» **Problem description**
Every entry must be copied word for word.

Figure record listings
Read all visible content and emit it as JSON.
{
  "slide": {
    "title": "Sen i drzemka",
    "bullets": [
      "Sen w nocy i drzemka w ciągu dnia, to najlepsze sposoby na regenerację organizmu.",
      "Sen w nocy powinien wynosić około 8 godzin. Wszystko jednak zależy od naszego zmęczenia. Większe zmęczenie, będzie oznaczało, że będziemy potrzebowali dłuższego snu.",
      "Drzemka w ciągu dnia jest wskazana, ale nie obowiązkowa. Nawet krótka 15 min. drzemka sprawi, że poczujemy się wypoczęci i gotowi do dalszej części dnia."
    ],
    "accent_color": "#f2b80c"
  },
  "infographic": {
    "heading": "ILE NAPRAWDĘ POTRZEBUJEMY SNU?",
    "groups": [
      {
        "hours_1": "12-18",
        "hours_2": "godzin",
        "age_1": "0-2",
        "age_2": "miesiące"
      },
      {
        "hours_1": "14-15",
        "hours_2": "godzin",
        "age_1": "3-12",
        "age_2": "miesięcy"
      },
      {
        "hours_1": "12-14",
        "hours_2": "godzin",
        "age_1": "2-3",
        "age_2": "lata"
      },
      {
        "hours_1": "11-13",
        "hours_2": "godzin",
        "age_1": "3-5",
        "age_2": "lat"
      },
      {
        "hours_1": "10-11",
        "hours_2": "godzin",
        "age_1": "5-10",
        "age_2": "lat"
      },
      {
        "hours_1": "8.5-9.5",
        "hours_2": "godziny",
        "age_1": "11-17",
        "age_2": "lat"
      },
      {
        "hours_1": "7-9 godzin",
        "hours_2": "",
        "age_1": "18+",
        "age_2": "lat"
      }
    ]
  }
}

» **Result below**
Read all visible content and emit it as JSON.
{
  "slide": {
    "title": "Sen i drzemka",
    "bullets": [
      "Sen w nocy i drzemka w ciągu dnia, to najlepsze sposoby na regenerację organizmu.",
      "Sen w nocy powinien wynosić około 8 godzin. Wszystko jednak zależy od naszego zmęczenia. Większe zmęczenie, będzie oznaczało, że będziemy potrzebowali dłuższego snu.",
      "Drzemka w ciągu dnia jest wskazana, ale nie obowiązkowa. Nawet krótka 15 min. drzemka sprawi, że poczujemy się wypoczęci i gotowi do dalszej części dnia."
    ],
    "accent_color": "#f2b80c"
  },
  "infographic": {
    "heading": "ILE NAPRAWDĘ POTRZEBUJEMY SNU?",
    "groups": [
      {
        "hours_1": "12-18",
        "hours_2": "godzin",
        "age_1": "0-2",
        "age_2": "miesiące"
      },
      {
        "hours_1": "14-15",
        "hours_2": "godzin",
        "age_1": "3-12",
        "age_2": "miesięcy"
      },
      {
        "hours_1": "12-14",
        "hours_2": "godzin",
        "age_1": "2-3",
        "age_2": "lata"
      },
      {
        "hours_1": "11-13",
        "hours_2": "godzin",
        "age_1": "3-5",
        "age_2": "lat"
      },
      {
        "hours_1": "10-11",
        "hours_2": "godzin",
        "age_1": "5-10",
        "age_2": "lat"
      },
      {
        "hours_1": "8.5-9.5",
        "hours_2": "godziny",
        "age_1": "11-17",
        "age_2": "lat"
      },
      {
        "hours_1": "7-9 godzin",
        "hours_2": "",
        "age_1": "18+",
        "age_2": "lat"
      }
    ]
  }
}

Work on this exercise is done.